> _TASK PROMPT_
Transcribe all the entries word for word, but omit the images.

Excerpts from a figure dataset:
━━━━━━━━━━━━━━━━━━━━━━━━━━━━━━
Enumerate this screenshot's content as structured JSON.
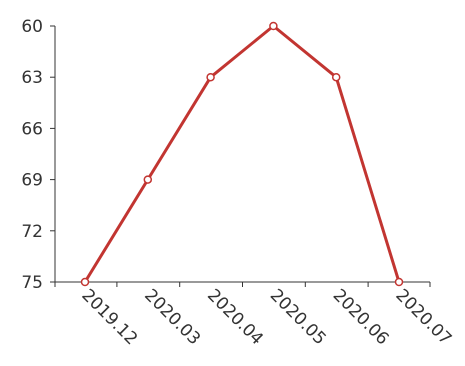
{
  "chart_data": {
    "type": "line",
    "categories": [
      "2019.12",
      "2020.03",
      "2020.04",
      "2020.05",
      "2020.06",
      "2020.07"
    ],
    "series": [
      {
        "values": [
          75,
          69,
          63,
          60,
          63,
          75
        ]
      }
    ],
    "y_axis": {
      "range": [
        60,
        75
      ],
      "inverted": true,
      "ticks": [
        60,
        63,
        66,
        69,
        72,
        75
      ],
      "tick_labels": [
        "60",
        "63",
        "66",
        "69",
        "72",
        "75"
      ]
    },
    "x_label_rotation_deg": 45,
    "grid": false,
    "legend": "none",
    "colors": {
      "line": "#c23531",
      "point_fill": "#ffffff",
      "axis": "#333333",
      "text": "#333333"
    }
  }
}
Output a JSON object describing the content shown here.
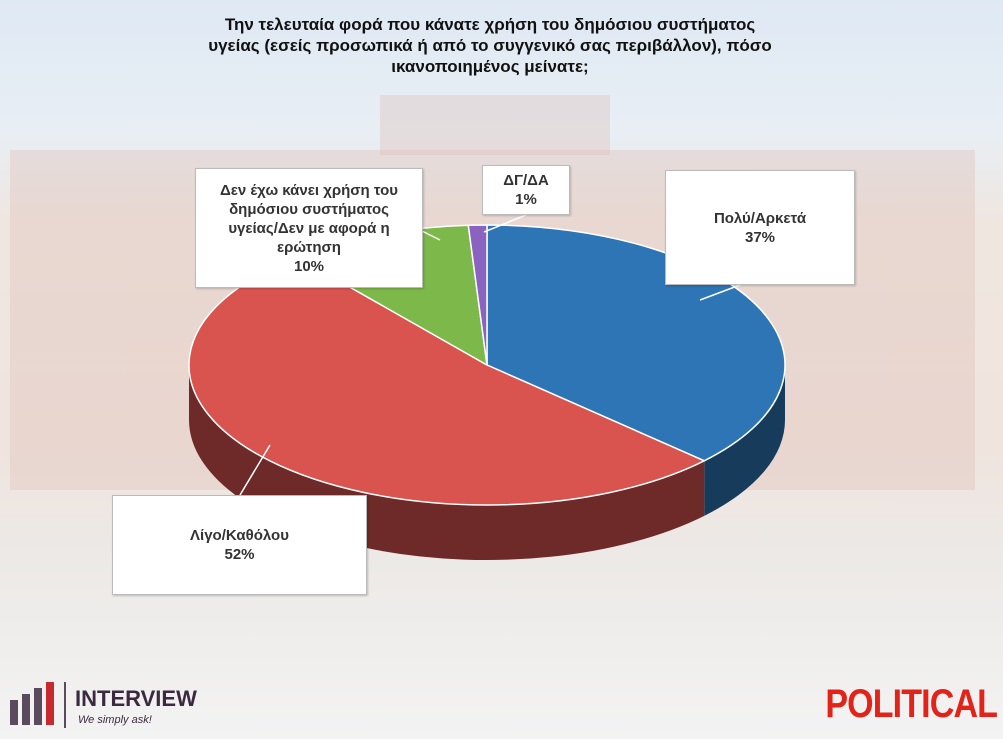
{
  "chart_data": {
    "type": "pie",
    "title": "Την τελευταία φορά που κάνατε χρήση του δημόσιου συστήματος υγείας (εσείς προσωπικά ή από το συγγενικό σας περιβάλλον), πόσο ικανοποιημένος μείνατε;",
    "categories": [
      "Πολύ/Αρκετά",
      "Λίγο/Καθόλου",
      "Δεν έχω κάνει χρήση του δημόσιου συστήματος υγείας/Δεν με αφορά η ερώτηση",
      "ΔΓ/ΔΑ"
    ],
    "values": [
      37,
      52,
      10,
      1
    ],
    "value_labels": [
      "37%",
      "52%",
      "10%",
      "1%"
    ],
    "colors": [
      "#2e75b6",
      "#d9534f",
      "#7db84a",
      "#8a63c0"
    ]
  },
  "logos": {
    "left": "INTERVIEW",
    "tagline": "We simply ask!",
    "right": "POLITICAL"
  }
}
━━━━━━━━━━━━━━━━━━━━━━━━━━━━━━
> _EXERCISE RESPONSE_
Enumerate this screenshot's content as structured JSON.
{
  "chart_data": {
    "type": "line",
    "categories": [
      "2019.12",
      "2020.03",
      "2020.04",
      "2020.05",
      "2020.06",
      "2020.07"
    ],
    "series": [
      {
        "values": [
          75,
          69,
          63,
          60,
          63,
          75
        ]
      }
    ],
    "y_axis": {
      "range": [
        60,
        75
      ],
      "inverted": true,
      "ticks": [
        60,
        63,
        66,
        69,
        72,
        75
      ],
      "tick_labels": [
        "60",
        "63",
        "66",
        "69",
        "72",
        "75"
      ]
    },
    "x_label_rotation_deg": 45,
    "grid": false,
    "legend": "none",
    "colors": {
      "line": "#c23531",
      "point_fill": "#ffffff",
      "axis": "#333333",
      "text": "#333333"
    }
  }
}
Output a JSON object describing the content shown here.
{
  "chart_data": {
    "type": "pie",
    "title": "Την τελευταία φορά που κάνατε χρήση του δημόσιου συστήματος υγείας (εσείς προσωπικά ή από το συγγενικό σας περιβάλλον), πόσο ικανοποιημένος μείνατε;",
    "categories": [
      "Πολύ/Αρκετά",
      "Λίγο/Καθόλου",
      "Δεν έχω κάνει χρήση του δημόσιου συστήματος υγείας/Δεν με αφορά η ερώτηση",
      "ΔΓ/ΔΑ"
    ],
    "values": [
      37,
      52,
      10,
      1
    ],
    "value_labels": [
      "37%",
      "52%",
      "10%",
      "1%"
    ],
    "colors": [
      "#2e75b6",
      "#d9534f",
      "#7db84a",
      "#8a63c0"
    ]
  },
  "logos": {
    "left": "INTERVIEW",
    "tagline": "We simply ask!",
    "right": "POLITICAL"
  }
}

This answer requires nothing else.